TASK PROMPT: Would you output the whole listing below, exactly as it reads?

(Stored data)
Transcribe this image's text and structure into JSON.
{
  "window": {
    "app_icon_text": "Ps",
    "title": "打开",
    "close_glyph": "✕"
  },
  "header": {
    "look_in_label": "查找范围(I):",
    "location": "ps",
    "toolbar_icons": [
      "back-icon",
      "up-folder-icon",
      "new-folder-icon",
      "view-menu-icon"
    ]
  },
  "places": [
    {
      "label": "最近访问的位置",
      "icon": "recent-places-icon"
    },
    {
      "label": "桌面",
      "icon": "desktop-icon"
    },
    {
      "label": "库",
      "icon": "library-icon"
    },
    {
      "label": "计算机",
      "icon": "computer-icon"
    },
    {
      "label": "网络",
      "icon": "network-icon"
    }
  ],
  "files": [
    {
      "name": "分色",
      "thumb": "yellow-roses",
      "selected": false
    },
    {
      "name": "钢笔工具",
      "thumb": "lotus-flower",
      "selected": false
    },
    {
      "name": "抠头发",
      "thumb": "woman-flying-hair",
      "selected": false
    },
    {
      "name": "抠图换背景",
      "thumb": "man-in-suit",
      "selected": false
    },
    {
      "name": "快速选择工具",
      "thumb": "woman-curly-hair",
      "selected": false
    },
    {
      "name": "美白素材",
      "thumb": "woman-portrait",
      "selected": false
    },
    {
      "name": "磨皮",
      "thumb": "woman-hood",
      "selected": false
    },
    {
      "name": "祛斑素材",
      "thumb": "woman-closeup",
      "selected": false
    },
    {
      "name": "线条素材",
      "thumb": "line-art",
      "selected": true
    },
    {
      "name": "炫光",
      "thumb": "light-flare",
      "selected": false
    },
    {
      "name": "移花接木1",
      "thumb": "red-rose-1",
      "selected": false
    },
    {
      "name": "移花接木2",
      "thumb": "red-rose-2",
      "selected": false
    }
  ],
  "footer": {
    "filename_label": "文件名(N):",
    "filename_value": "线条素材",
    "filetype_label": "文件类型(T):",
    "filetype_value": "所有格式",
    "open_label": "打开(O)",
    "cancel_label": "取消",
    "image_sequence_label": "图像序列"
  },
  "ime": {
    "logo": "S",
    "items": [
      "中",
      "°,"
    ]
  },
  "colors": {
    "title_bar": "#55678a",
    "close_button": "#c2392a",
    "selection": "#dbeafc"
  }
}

FINISHED TASK:
Transcribe this image's text and structure into JSON.
{
  "window": {
    "app_icon_text": "Ps",
    "title": "打开",
    "close_glyph": "✕"
  },
  "header": {
    "look_in_label": "查找范围(I):",
    "location": "ps",
    "toolbar_icons": [
      "back-icon",
      "up-folder-icon",
      "new-folder-icon",
      "view-menu-icon"
    ]
  },
  "places": [
    {
      "label": "最近访问的位置",
      "icon": "recent-places-icon"
    },
    {
      "label": "桌面",
      "icon": "desktop-icon"
    },
    {
      "label": "库",
      "icon": "library-icon"
    },
    {
      "label": "计算机",
      "icon": "computer-icon"
    },
    {
      "label": "网络",
      "icon": "network-icon"
    }
  ],
  "files": [
    {
      "name": "分色",
      "thumb": "yellow-roses",
      "selected": false
    },
    {
      "name": "钢笔工具",
      "thumb": "lotus-flower",
      "selected": false
    },
    {
      "name": "抠头发",
      "thumb": "woman-flying-hair",
      "selected": false
    },
    {
      "name": "抠图换背景",
      "thumb": "man-in-suit",
      "selected": false
    },
    {
      "name": "快速选择工具",
      "thumb": "woman-curly-hair",
      "selected": false
    },
    {
      "name": "美白素材",
      "thumb": "woman-portrait",
      "selected": false
    },
    {
      "name": "磨皮",
      "thumb": "woman-hood",
      "selected": false
    },
    {
      "name": "祛斑素材",
      "thumb": "woman-closeup",
      "selected": false
    },
    {
      "name": "线条素材",
      "thumb": "line-art",
      "selected": true
    },
    {
      "name": "炫光",
      "thumb": "light-flare",
      "selected": false
    },
    {
      "name": "移花接木1",
      "thumb": "red-rose-1",
      "selected": false
    },
    {
      "name": "移花接木2",
      "thumb": "red-rose-2",
      "selected": false
    }
  ],
  "footer": {
    "filename_label": "文件名(N):",
    "filename_value": "线条素材",
    "filetype_label": "文件类型(T):",
    "filetype_value": "所有格式",
    "open_label": "打开(O)",
    "cancel_label": "取消",
    "image_sequence_label": "图像序列"
  },
  "ime": {
    "logo": "S",
    "items": [
      "中",
      "°,"
    ]
  },
  "colors": {
    "title_bar": "#55678a",
    "close_button": "#c2392a",
    "selection": "#dbeafc"
  }
}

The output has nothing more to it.